** start of DATA EXCERPTS **
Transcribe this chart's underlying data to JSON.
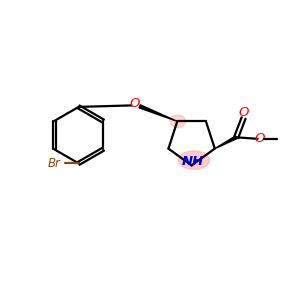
{
  "bg_color": "#ffffff",
  "bond_color": "#000000",
  "br_color": "#8B4513",
  "o_color": "#ff0000",
  "n_color": "#0000cc",
  "nh_highlight_color": "#ffaaaa",
  "nh_highlight_alpha": 0.6,
  "c4_highlight_color": "#ffaaaa",
  "c4_highlight_alpha": 0.5,
  "bond_lw": 1.6,
  "figsize": [
    3.0,
    3.0
  ],
  "dpi": 100,
  "xlim": [
    0,
    10
  ],
  "ylim": [
    0,
    10
  ]
}
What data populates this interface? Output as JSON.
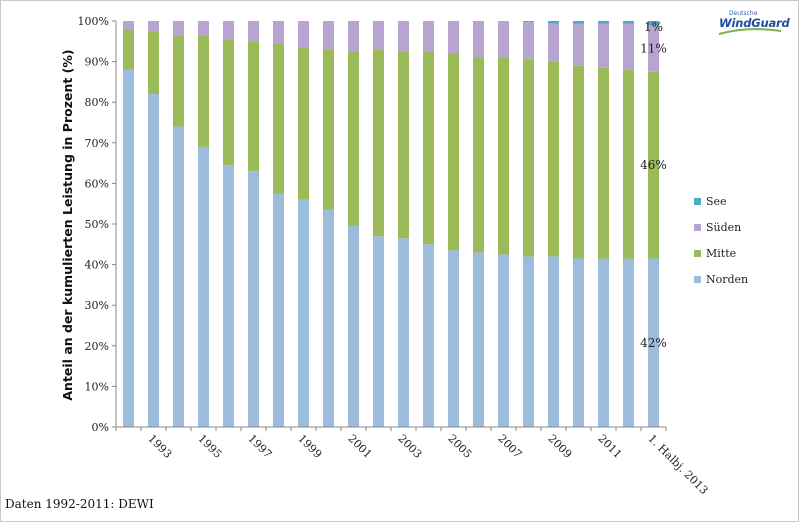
{
  "source_note": "Daten 1992-2011: DEWI",
  "logo": {
    "line1": "Deutsche",
    "line2": "WindGuard"
  },
  "chart_data": {
    "type": "bar",
    "stacked": true,
    "ylabel": "Anteil an der kumulierten Leistung in Prozent (%)",
    "xlabel": "",
    "ylim": [
      0,
      100
    ],
    "yticks": [
      0,
      10,
      20,
      30,
      40,
      50,
      60,
      70,
      80,
      90,
      100
    ],
    "ytick_labels": [
      "0%",
      "10%",
      "20%",
      "30%",
      "40%",
      "50%",
      "60%",
      "70%",
      "80%",
      "90%",
      "100%"
    ],
    "categories": [
      "1992",
      "1993",
      "1994",
      "1995",
      "1996",
      "1997",
      "1998",
      "1999",
      "2000",
      "2001",
      "2002",
      "2003",
      "2004",
      "2005",
      "2006",
      "2007",
      "2008",
      "2009",
      "2010",
      "2011",
      "2012",
      "1. Halbj. 2013"
    ],
    "xtick_labels": [
      {
        "category": "1993",
        "label": "1993"
      },
      {
        "category": "1995",
        "label": "1995"
      },
      {
        "category": "1997",
        "label": "1997"
      },
      {
        "category": "1999",
        "label": "1999"
      },
      {
        "category": "2001",
        "label": "2001"
      },
      {
        "category": "2003",
        "label": "2003"
      },
      {
        "category": "2005",
        "label": "2005"
      },
      {
        "category": "2007",
        "label": "2007"
      },
      {
        "category": "2009",
        "label": "2009"
      },
      {
        "category": "2011",
        "label": "2011"
      },
      {
        "category": "1. Halbj. 2013",
        "label": "1. Halbj. 2013"
      }
    ],
    "series": [
      {
        "name": "Norden",
        "color": "#9dbbdd",
        "values": [
          88,
          82,
          74,
          69,
          64.5,
          63,
          57.5,
          56,
          53.5,
          49.5,
          47,
          46.5,
          45,
          43.5,
          43,
          42.5,
          42,
          42,
          41.5,
          41.5,
          41.5,
          41.5
        ]
      },
      {
        "name": "Mitte",
        "color": "#9bbb59",
        "values": [
          10,
          15.5,
          22.5,
          27.5,
          31,
          32,
          37,
          37.5,
          39.5,
          43,
          46,
          46,
          47.5,
          48.5,
          48,
          48.5,
          48.5,
          48,
          47.5,
          47,
          46.5,
          46
        ]
      },
      {
        "name": "Süden",
        "color": "#b7a5cf",
        "values": [
          2,
          2.5,
          3.5,
          3.5,
          4.5,
          5,
          5.5,
          6.5,
          7,
          7.5,
          7,
          7.5,
          7.5,
          8,
          9,
          9,
          9.2,
          9.4,
          10.3,
          10.8,
          11.3,
          11.5
        ]
      },
      {
        "name": "See",
        "color": "#4bacc6",
        "values": [
          0,
          0,
          0,
          0,
          0,
          0,
          0,
          0,
          0,
          0,
          0,
          0,
          0,
          0,
          0,
          0,
          0.3,
          0.6,
          0.7,
          0.7,
          0.7,
          1
        ]
      }
    ],
    "legend": {
      "placement": "right",
      "order": [
        "See",
        "Süden",
        "Mitte",
        "Norden"
      ]
    },
    "annotations": [
      {
        "text": "1%",
        "series": "See",
        "category": "1. Halbj. 2013"
      },
      {
        "text": "11%",
        "series": "Süden",
        "category": "1. Halbj. 2013"
      },
      {
        "text": "46%",
        "series": "Mitte",
        "category": "1. Halbj. 2013"
      },
      {
        "text": "42%",
        "series": "Norden",
        "category": "1. Halbj. 2013"
      }
    ],
    "grid": false
  }
}
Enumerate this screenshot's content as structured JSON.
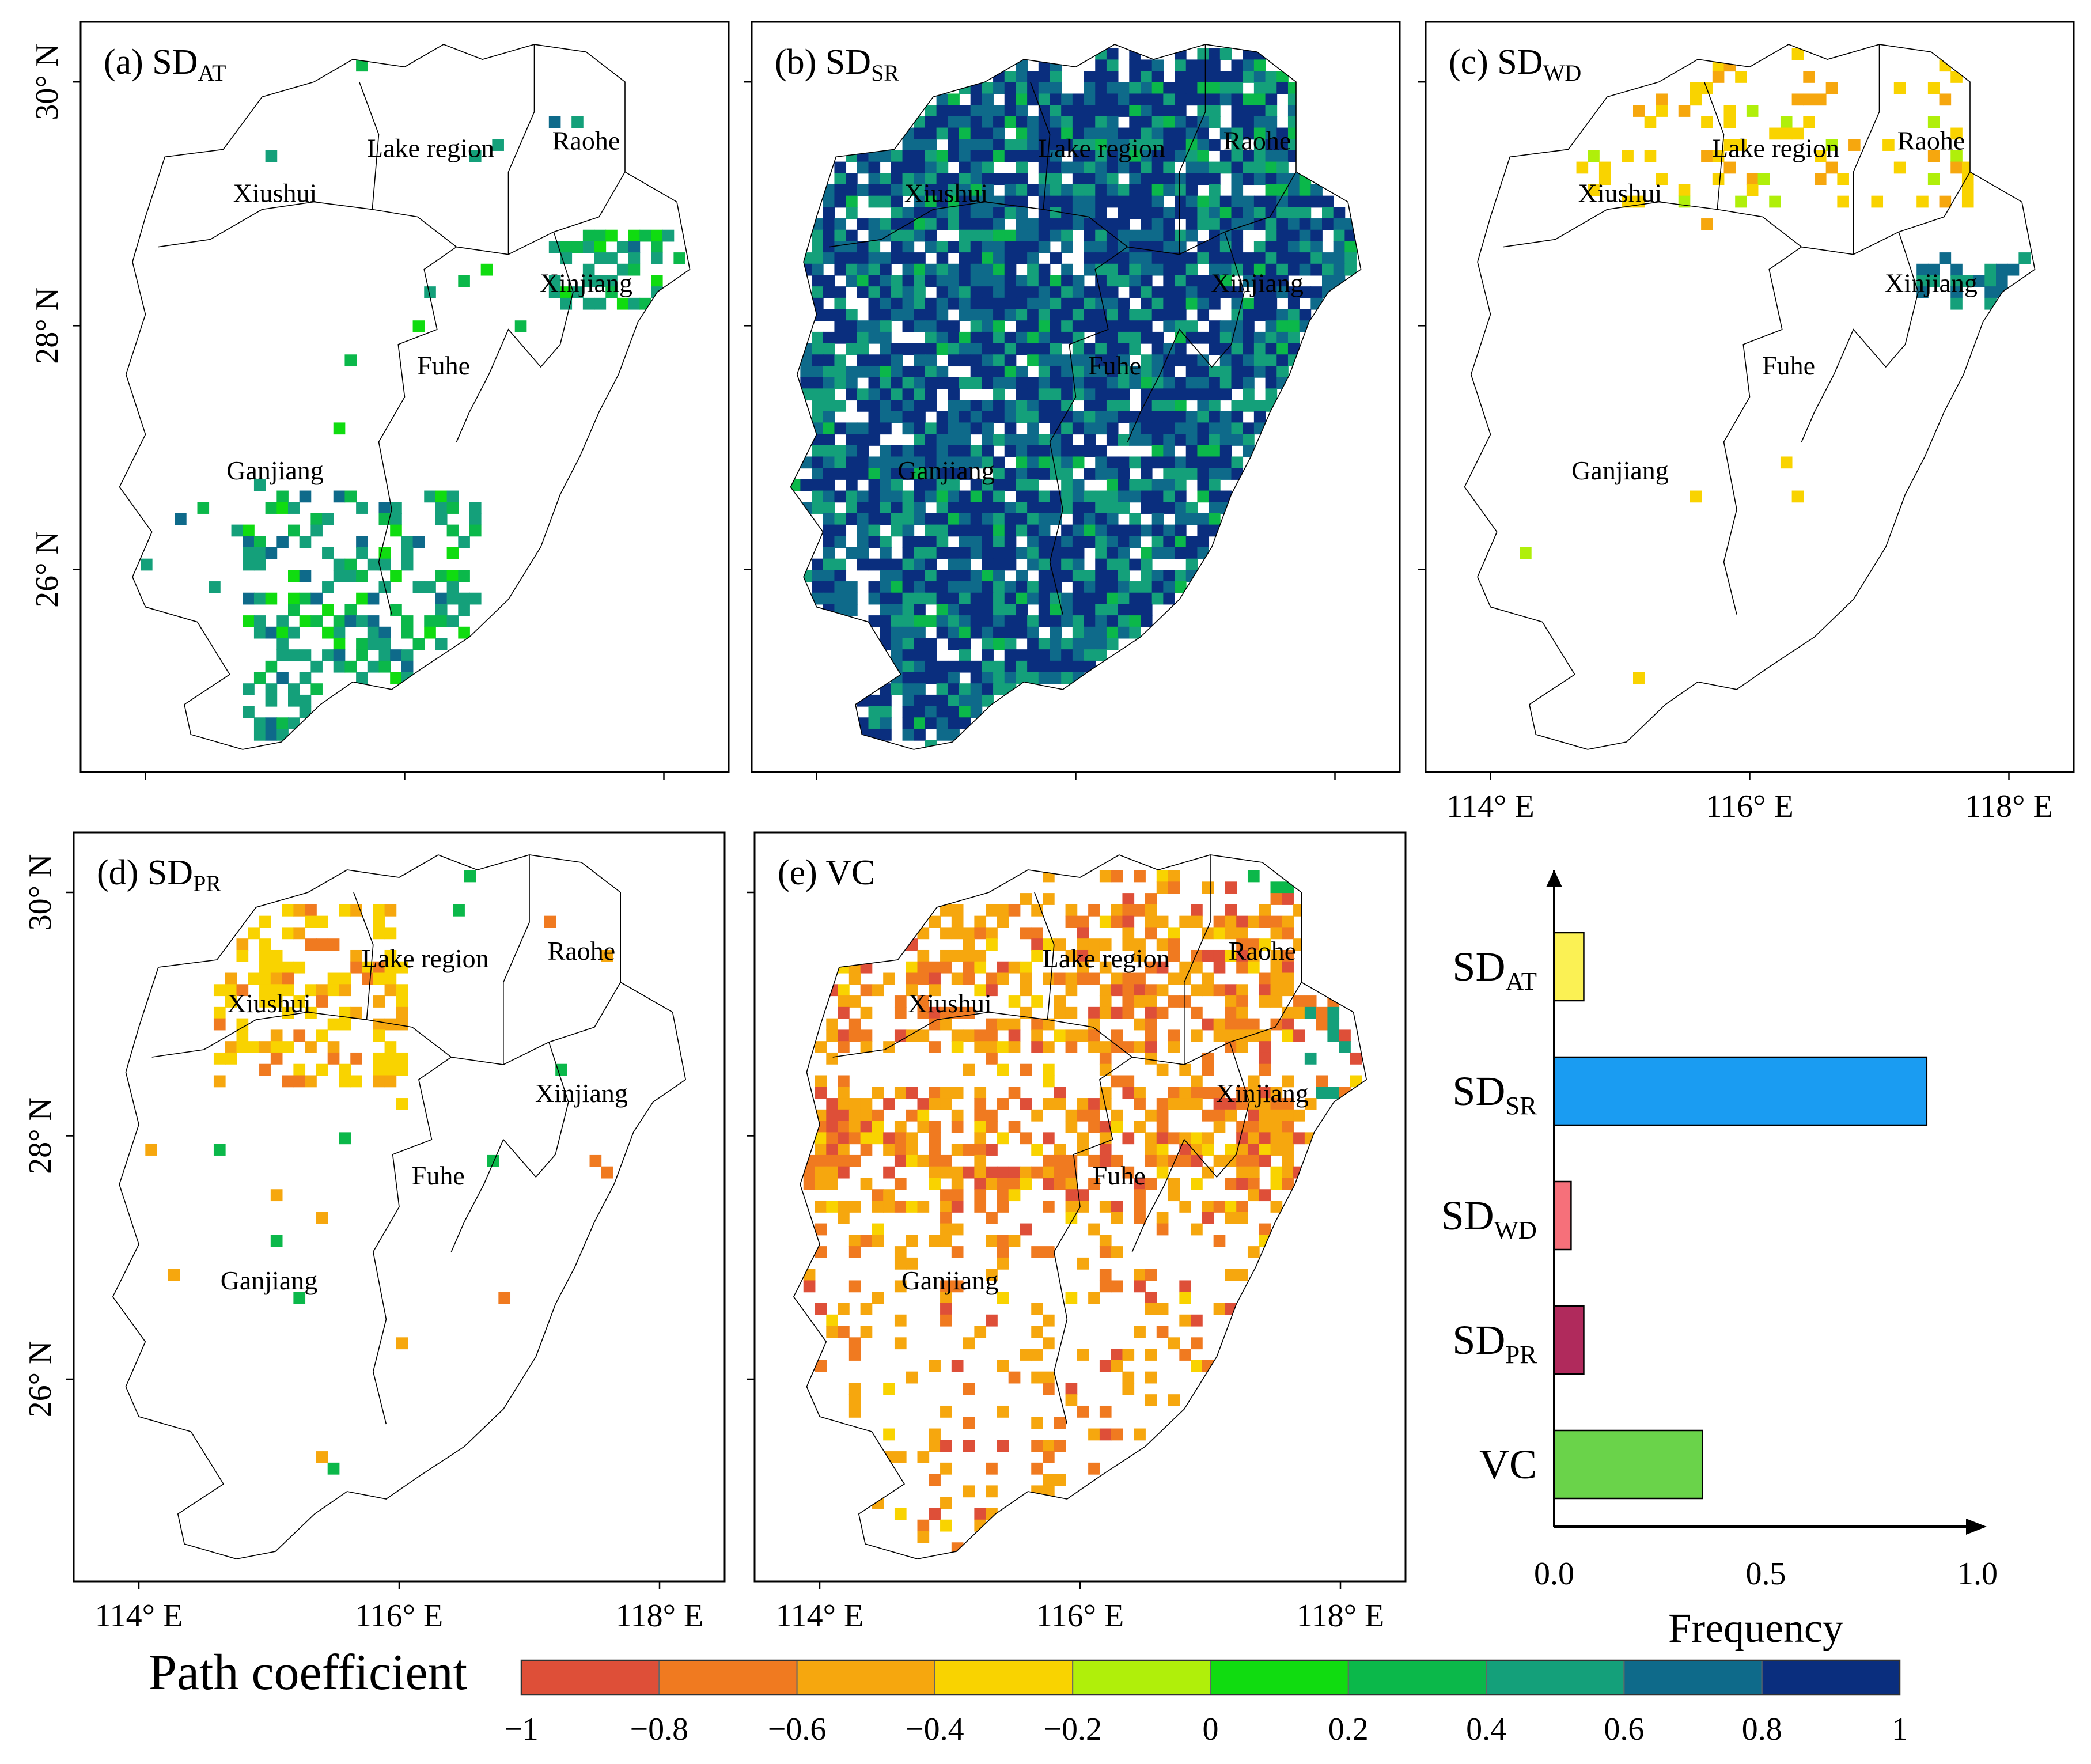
{
  "panels": [
    {
      "letter": "(a)",
      "var": "SD",
      "sub": "AT",
      "fill": "sparse_pos"
    },
    {
      "letter": "(b)",
      "var": "SD",
      "sub": "SR",
      "fill": "dense_pos"
    },
    {
      "letter": "(c)",
      "var": "SD",
      "sub": "WD",
      "fill": "sparse_neg"
    },
    {
      "letter": "(d)",
      "var": "SD",
      "sub": "PR",
      "fill": "sparse_neg2"
    },
    {
      "letter": "(e)",
      "var": "VC",
      "sub": "",
      "fill": "medium_neg"
    }
  ],
  "regions": [
    "Xiushui",
    "Lake region",
    "Raohe",
    "Xinjiang",
    "Fuhe",
    "Ganjiang"
  ],
  "lat_ticks": [
    "30° N",
    "28° N",
    "26° N"
  ],
  "lon_ticks": [
    "114° E",
    "116° E",
    "118° E"
  ],
  "colorbar": {
    "title": "Path coefficient",
    "ticks": [
      "−1",
      "−0.8",
      "−0.6",
      "−0.4",
      "−0.2",
      "0",
      "0.2",
      "0.4",
      "0.6",
      "0.8",
      "1"
    ],
    "colors": [
      "#de4f38",
      "#f07a20",
      "#f6a70e",
      "#f9d300",
      "#b0ef0a",
      "#10dc10",
      "#0bb84a",
      "#14a07a",
      "#0e6a8a",
      "#0a2e7e"
    ]
  },
  "chart_data": {
    "type": "bar",
    "orientation": "horizontal",
    "title": "",
    "xlabel": "Frequency",
    "ylabel": "",
    "xlim": [
      0,
      1.0
    ],
    "xticks": [
      "0.0",
      "0.5",
      "1.0"
    ],
    "categories": [
      {
        "base": "SD",
        "sub": "AT"
      },
      {
        "base": "SD",
        "sub": "SR"
      },
      {
        "base": "SD",
        "sub": "WD"
      },
      {
        "base": "SD",
        "sub": "PR"
      },
      {
        "base": "VC",
        "sub": ""
      }
    ],
    "values": [
      0.07,
      0.88,
      0.04,
      0.07,
      0.35
    ],
    "colors": [
      "#fbf154",
      "#1a9cf2",
      "#f6707a",
      "#b02a5c",
      "#6ad34a"
    ]
  }
}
** end of DATA EXCERPTS **
- [SET EXERCISE]
What you return should match the records above word for word, minus the pictures.

- [WRITTEN RESPONSE]
Transcribe this chart's underlying data to JSON.
{
  "bg_color": "#ffffff",
  "bond_color": "#000000",
  "br_color": "#8B4513",
  "o_color": "#ff0000",
  "n_color": "#0000cc",
  "nh_highlight_color": "#ffaaaa",
  "nh_highlight_alpha": 0.6,
  "c4_highlight_color": "#ffaaaa",
  "c4_highlight_alpha": 0.5,
  "bond_lw": 1.6,
  "figsize": [
    3.0,
    3.0
  ],
  "dpi": 100,
  "xlim": [
    0,
    10
  ],
  "ylim": [
    0,
    10
  ]
}
What data populates this interface? Output as JSON.
{
  "source_note": "Daten 1992-2011: DEWI",
  "logo": {
    "line1": "Deutsche",
    "line2": "WindGuard"
  },
  "chart_data": {
    "type": "bar",
    "stacked": true,
    "ylabel": "Anteil an der kumulierten Leistung in Prozent (%)",
    "xlabel": "",
    "ylim": [
      0,
      100
    ],
    "yticks": [
      0,
      10,
      20,
      30,
      40,
      50,
      60,
      70,
      80,
      90,
      100
    ],
    "ytick_labels": [
      "0%",
      "10%",
      "20%",
      "30%",
      "40%",
      "50%",
      "60%",
      "70%",
      "80%",
      "90%",
      "100%"
    ],
    "categories": [
      "1992",
      "1993",
      "1994",
      "1995",
      "1996",
      "1997",
      "1998",
      "1999",
      "2000",
      "2001",
      "2002",
      "2003",
      "2004",
      "2005",
      "2006",
      "2007",
      "2008",
      "2009",
      "2010",
      "2011",
      "2012",
      "1. Halbj. 2013"
    ],
    "xtick_labels": [
      {
        "category": "1993",
        "label": "1993"
      },
      {
        "category": "1995",
        "label": "1995"
      },
      {
        "category": "1997",
        "label": "1997"
      },
      {
        "category": "1999",
        "label": "1999"
      },
      {
        "category": "2001",
        "label": "2001"
      },
      {
        "category": "2003",
        "label": "2003"
      },
      {
        "category": "2005",
        "label": "2005"
      },
      {
        "category": "2007",
        "label": "2007"
      },
      {
        "category": "2009",
        "label": "2009"
      },
      {
        "category": "2011",
        "label": "2011"
      },
      {
        "category": "1. Halbj. 2013",
        "label": "1. Halbj. 2013"
      }
    ],
    "series": [
      {
        "name": "Norden",
        "color": "#9dbbdd",
        "values": [
          88,
          82,
          74,
          69,
          64.5,
          63,
          57.5,
          56,
          53.5,
          49.5,
          47,
          46.5,
          45,
          43.5,
          43,
          42.5,
          42,
          42,
          41.5,
          41.5,
          41.5,
          41.5
        ]
      },
      {
        "name": "Mitte",
        "color": "#9bbb59",
        "values": [
          10,
          15.5,
          22.5,
          27.5,
          31,
          32,
          37,
          37.5,
          39.5,
          43,
          46,
          46,
          47.5,
          48.5,
          48,
          48.5,
          48.5,
          48,
          47.5,
          47,
          46.5,
          46
        ]
      },
      {
        "name": "Süden",
        "color": "#b7a5cf",
        "values": [
          2,
          2.5,
          3.5,
          3.5,
          4.5,
          5,
          5.5,
          6.5,
          7,
          7.5,
          7,
          7.5,
          7.5,
          8,
          9,
          9,
          9.2,
          9.4,
          10.3,
          10.8,
          11.3,
          11.5
        ]
      },
      {
        "name": "See",
        "color": "#4bacc6",
        "values": [
          0,
          0,
          0,
          0,
          0,
          0,
          0,
          0,
          0,
          0,
          0,
          0,
          0,
          0,
          0,
          0,
          0.3,
          0.6,
          0.7,
          0.7,
          0.7,
          1
        ]
      }
    ],
    "legend": {
      "placement": "right",
      "order": [
        "See",
        "Süden",
        "Mitte",
        "Norden"
      ]
    },
    "annotations": [
      {
        "text": "1%",
        "series": "See",
        "category": "1. Halbj. 2013"
      },
      {
        "text": "11%",
        "series": "Süden",
        "category": "1. Halbj. 2013"
      },
      {
        "text": "46%",
        "series": "Mitte",
        "category": "1. Halbj. 2013"
      },
      {
        "text": "42%",
        "series": "Norden",
        "category": "1. Halbj. 2013"
      }
    ],
    "grid": false
  }
}
Enumerate this screenshot's content as structured JSON.
{
  "panels": [
    {
      "letter": "(a)",
      "var": "SD",
      "sub": "AT",
      "fill": "sparse_pos"
    },
    {
      "letter": "(b)",
      "var": "SD",
      "sub": "SR",
      "fill": "dense_pos"
    },
    {
      "letter": "(c)",
      "var": "SD",
      "sub": "WD",
      "fill": "sparse_neg"
    },
    {
      "letter": "(d)",
      "var": "SD",
      "sub": "PR",
      "fill": "sparse_neg2"
    },
    {
      "letter": "(e)",
      "var": "VC",
      "sub": "",
      "fill": "medium_neg"
    }
  ],
  "regions": [
    "Xiushui",
    "Lake region",
    "Raohe",
    "Xinjiang",
    "Fuhe",
    "Ganjiang"
  ],
  "lat_ticks": [
    "30° N",
    "28° N",
    "26° N"
  ],
  "lon_ticks": [
    "114° E",
    "116° E",
    "118° E"
  ],
  "colorbar": {
    "title": "Path coefficient",
    "ticks": [
      "−1",
      "−0.8",
      "−0.6",
      "−0.4",
      "−0.2",
      "0",
      "0.2",
      "0.4",
      "0.6",
      "0.8",
      "1"
    ],
    "colors": [
      "#de4f38",
      "#f07a20",
      "#f6a70e",
      "#f9d300",
      "#b0ef0a",
      "#10dc10",
      "#0bb84a",
      "#14a07a",
      "#0e6a8a",
      "#0a2e7e"
    ]
  },
  "chart_data": {
    "type": "bar",
    "orientation": "horizontal",
    "title": "",
    "xlabel": "Frequency",
    "ylabel": "",
    "xlim": [
      0,
      1.0
    ],
    "xticks": [
      "0.0",
      "0.5",
      "1.0"
    ],
    "categories": [
      {
        "base": "SD",
        "sub": "AT"
      },
      {
        "base": "SD",
        "sub": "SR"
      },
      {
        "base": "SD",
        "sub": "WD"
      },
      {
        "base": "SD",
        "sub": "PR"
      },
      {
        "base": "VC",
        "sub": ""
      }
    ],
    "values": [
      0.07,
      0.88,
      0.04,
      0.07,
      0.35
    ],
    "colors": [
      "#fbf154",
      "#1a9cf2",
      "#f6707a",
      "#b02a5c",
      "#6ad34a"
    ]
  }
}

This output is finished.